Excerpted text below:
3.2.2.1. Rationing of PPE and Drugs
Another strategy adopted by hospital managers for better equipment management was the rationing of equipment. Regarding this, one of the food and drug vice-chancellor managers said, "The personnel at the food and drug depot rationed the drugs and PPE based on the number of patients and nurses in each hospital. A representative from each hospital came daily at 18:00 to collect equipment and drugs."
3.2.2.2. Establishment of Equipment Supply Committees
The establishment of equipment supply committees also played a crucial role in managing the equipment supply challenge. One of the hospital managers said, "For the first time in Mazandaran province, we formed a ventilation committee. Initially, we had the highest number of deaths among our personnel, but such incidents almost never occurred again. One of the reasons was that we improved the ventilation status of the ICUs."
3.2.2.3. Creativity in Management of the Correct Use of Equipment
The managers also employed innovative approaches to manage oxygen consumption. In this context, one of the nursing supervisors said, "All of the patients required a high FIO2. Managing this challenge was not an easy task. Patients themselves would adjust the oxygen screw to increase the flow, believing that the louder noise from the flowmeter meant they were getting more oxygen, which gave them peace of mind. We assessed the patients carefully. If a patient did not need a reservoir bag, we switched them to a nasal cannula."
3.2.2.4. Using the Help of Philanthropists
Leveraging public participation through charities contributed to equipping hospitals. One hospital manager said, "During the first peak, we really faced an equipment shortage; our center did not have an oxygen generator, which we managed to acquire with the help and support of philanthropists." Another hospital manager added, "Charity organizations stepped in and purchased respiratory aid equipment such as ventilators and CPAP machines."
3.2.3. Human Resource Management Strategies
The "Human Resource Management Strategies" subcategory emerged from three codes: Provision of healthcare workers, increasing the knowledge and ability to care for and treat patients, and establishing a mental health committee.
End of Excerpted text.
Stored data below:
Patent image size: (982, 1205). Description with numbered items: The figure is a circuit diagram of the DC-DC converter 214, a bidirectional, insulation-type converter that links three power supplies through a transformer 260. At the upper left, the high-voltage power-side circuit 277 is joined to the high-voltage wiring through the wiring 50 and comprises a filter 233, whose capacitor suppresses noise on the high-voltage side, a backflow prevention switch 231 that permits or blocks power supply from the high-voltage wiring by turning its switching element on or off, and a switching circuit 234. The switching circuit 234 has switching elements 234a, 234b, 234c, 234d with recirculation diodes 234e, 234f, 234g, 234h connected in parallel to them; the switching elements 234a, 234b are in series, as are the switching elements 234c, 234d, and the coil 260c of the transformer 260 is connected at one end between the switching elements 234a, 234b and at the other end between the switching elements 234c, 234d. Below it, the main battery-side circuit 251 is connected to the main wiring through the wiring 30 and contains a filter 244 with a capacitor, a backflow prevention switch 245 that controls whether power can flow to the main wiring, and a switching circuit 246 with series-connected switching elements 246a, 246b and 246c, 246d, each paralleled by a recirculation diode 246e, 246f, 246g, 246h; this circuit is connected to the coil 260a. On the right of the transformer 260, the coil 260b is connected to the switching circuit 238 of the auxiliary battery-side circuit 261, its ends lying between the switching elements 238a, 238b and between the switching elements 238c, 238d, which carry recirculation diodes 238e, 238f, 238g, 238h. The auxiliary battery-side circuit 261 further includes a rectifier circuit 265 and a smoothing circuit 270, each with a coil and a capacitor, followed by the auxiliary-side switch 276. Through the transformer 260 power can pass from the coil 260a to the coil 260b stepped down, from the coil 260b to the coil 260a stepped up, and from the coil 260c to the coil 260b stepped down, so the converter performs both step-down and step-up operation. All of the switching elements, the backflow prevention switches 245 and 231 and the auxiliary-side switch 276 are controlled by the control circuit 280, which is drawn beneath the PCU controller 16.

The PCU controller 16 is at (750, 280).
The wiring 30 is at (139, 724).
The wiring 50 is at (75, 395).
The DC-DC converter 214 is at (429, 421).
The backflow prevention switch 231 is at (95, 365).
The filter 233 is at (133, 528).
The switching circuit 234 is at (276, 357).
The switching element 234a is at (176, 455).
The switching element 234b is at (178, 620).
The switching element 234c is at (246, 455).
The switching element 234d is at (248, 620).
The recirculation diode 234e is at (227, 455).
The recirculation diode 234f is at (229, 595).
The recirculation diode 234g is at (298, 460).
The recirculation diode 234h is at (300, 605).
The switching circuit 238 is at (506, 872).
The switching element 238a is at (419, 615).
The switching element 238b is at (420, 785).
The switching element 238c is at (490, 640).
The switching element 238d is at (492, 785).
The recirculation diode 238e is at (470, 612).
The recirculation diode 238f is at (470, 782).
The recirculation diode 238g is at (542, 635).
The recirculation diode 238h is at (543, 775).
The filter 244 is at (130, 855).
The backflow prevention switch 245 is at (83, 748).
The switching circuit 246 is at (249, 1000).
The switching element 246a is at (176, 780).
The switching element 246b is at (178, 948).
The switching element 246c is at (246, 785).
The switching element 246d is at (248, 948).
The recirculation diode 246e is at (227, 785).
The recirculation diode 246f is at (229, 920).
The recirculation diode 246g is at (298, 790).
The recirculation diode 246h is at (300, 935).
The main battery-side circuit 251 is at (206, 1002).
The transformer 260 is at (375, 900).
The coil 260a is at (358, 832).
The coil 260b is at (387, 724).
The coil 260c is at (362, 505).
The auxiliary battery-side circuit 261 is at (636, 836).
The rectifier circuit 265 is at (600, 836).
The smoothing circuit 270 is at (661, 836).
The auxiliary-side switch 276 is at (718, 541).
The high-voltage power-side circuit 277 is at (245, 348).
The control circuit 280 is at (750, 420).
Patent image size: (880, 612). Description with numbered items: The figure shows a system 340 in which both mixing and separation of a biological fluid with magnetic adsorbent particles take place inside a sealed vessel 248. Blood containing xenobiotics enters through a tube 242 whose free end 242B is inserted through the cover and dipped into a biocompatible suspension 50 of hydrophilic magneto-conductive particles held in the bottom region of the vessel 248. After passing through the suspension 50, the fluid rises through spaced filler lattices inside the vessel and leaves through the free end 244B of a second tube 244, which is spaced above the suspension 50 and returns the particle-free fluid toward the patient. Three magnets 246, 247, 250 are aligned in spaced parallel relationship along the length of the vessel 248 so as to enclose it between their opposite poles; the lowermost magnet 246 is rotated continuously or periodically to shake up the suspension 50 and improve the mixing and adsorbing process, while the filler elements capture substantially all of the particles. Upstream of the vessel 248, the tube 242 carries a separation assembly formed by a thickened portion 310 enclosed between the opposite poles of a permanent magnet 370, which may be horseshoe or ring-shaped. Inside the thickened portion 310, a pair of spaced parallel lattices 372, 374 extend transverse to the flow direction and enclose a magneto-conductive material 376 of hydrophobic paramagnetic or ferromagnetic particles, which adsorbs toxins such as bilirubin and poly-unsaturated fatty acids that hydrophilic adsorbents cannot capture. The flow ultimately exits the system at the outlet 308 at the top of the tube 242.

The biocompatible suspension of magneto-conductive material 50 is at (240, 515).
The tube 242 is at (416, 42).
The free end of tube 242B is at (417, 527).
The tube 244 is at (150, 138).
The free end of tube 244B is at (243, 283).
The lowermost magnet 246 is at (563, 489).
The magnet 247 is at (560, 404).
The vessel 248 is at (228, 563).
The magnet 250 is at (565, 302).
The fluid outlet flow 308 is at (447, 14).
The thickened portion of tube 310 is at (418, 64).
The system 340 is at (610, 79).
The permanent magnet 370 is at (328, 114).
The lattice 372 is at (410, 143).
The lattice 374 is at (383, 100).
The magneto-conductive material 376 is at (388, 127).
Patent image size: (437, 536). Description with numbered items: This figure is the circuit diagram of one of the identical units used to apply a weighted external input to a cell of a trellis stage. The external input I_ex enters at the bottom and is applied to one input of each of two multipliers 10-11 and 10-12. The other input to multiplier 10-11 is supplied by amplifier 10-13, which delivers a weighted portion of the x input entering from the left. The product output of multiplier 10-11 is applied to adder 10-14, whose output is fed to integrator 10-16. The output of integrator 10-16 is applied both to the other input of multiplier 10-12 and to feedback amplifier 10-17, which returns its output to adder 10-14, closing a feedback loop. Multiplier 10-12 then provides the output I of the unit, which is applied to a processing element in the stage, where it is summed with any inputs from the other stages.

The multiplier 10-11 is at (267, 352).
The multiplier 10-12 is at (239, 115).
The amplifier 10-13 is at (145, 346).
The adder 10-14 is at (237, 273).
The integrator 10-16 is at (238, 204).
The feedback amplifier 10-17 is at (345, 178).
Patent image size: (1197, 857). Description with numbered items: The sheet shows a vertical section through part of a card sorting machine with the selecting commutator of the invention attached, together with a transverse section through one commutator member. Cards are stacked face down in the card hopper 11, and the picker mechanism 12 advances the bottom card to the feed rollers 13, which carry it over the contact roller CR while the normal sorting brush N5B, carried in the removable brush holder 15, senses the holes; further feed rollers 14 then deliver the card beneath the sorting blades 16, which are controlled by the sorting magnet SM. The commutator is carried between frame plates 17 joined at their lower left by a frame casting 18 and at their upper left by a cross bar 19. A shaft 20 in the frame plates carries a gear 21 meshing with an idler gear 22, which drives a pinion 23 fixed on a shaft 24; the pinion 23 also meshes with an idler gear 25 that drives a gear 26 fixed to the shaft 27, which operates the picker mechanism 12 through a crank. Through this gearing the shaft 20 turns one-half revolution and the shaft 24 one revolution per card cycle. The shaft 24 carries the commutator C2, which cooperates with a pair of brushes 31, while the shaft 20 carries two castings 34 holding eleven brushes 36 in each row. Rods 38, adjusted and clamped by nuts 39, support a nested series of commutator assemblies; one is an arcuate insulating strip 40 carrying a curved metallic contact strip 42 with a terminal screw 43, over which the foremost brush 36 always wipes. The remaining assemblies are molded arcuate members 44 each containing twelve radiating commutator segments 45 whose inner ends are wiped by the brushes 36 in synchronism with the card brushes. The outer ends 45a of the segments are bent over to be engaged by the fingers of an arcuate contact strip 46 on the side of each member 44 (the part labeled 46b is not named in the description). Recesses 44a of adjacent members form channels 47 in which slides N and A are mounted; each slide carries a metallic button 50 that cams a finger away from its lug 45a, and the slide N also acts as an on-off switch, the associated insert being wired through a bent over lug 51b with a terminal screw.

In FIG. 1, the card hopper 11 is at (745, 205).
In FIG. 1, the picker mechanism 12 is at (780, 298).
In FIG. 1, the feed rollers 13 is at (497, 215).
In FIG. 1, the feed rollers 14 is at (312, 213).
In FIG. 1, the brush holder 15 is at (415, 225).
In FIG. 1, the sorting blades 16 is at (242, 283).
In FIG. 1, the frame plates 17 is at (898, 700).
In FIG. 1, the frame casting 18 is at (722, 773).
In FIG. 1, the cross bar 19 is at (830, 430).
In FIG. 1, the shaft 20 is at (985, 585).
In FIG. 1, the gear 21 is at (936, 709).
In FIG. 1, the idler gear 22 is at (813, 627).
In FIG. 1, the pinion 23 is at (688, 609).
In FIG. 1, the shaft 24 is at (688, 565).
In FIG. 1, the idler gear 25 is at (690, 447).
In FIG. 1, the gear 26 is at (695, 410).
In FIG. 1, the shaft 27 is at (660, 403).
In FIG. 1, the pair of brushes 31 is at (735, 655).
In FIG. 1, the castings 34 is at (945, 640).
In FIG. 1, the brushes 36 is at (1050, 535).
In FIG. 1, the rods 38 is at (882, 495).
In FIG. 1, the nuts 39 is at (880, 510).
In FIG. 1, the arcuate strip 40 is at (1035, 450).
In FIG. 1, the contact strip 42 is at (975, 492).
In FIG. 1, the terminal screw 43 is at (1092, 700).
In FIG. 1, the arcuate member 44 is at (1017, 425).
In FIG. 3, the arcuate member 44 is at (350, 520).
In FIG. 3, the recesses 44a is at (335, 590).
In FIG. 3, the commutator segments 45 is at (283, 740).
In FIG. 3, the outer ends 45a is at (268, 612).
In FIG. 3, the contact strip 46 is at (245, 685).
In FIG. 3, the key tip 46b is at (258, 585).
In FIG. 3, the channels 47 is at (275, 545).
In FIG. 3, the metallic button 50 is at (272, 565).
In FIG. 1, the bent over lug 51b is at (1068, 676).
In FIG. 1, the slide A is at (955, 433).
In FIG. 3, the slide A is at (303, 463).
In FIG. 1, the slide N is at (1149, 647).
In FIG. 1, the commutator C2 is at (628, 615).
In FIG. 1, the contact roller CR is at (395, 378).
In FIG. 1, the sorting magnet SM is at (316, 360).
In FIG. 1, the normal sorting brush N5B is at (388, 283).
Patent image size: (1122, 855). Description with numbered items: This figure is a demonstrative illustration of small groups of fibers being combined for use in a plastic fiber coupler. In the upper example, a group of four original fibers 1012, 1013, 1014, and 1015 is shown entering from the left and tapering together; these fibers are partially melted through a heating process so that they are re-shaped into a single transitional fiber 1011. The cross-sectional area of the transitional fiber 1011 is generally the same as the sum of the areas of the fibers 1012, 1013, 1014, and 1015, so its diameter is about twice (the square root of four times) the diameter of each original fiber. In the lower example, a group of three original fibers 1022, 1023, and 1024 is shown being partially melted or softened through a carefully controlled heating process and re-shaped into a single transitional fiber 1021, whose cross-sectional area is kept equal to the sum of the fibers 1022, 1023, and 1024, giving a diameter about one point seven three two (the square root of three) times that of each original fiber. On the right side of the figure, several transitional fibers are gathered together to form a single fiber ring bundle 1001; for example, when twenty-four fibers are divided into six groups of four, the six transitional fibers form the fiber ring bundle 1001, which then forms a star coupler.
End of Stored data.
Please pick up the excerpt on hospital management strategies and continue it from its last sentence.

_Response to this task_.
3.2.3.1. Provision Health Care Workers
To manage the shortage of healthcare providers, one of the matrons said, "We utilized the operating room personnel and technicians to assist other wards because our elective operations were actually canceled. In this way, we ensured there were enough healthcare providers available." The supporting vice-chancellor manager added, "We hired workers on 89-day contracts to compensate for the shortage of healthcare providers."
3.2.3.2. Increasing the Knowledge and Ability of Caring and Curing the Patients
To enhance the knowledge and skills of healthcare providers, nursing supervisors and head nurses organized educational workshops. One of the nursing supervisors said, "I planned workshops to educate the staff about this infectious disease, its treatment, and how it is transmitted." Another nursing supervisor added, "To train the staff, we looked up instructions provided by the university and national resources. We enlisted the help of our infectious disease experts to prepare pamphlets and posters."
3.2.3.3. Establishing Mental Health Committee
Due to the high mental pressure nature of the pandemic and to address occupational burnout, a mental health committee was formed. One health manager stated, "The committee was established to rehabilitate the mental health status of healthcare providers, including those in nursing and medicine."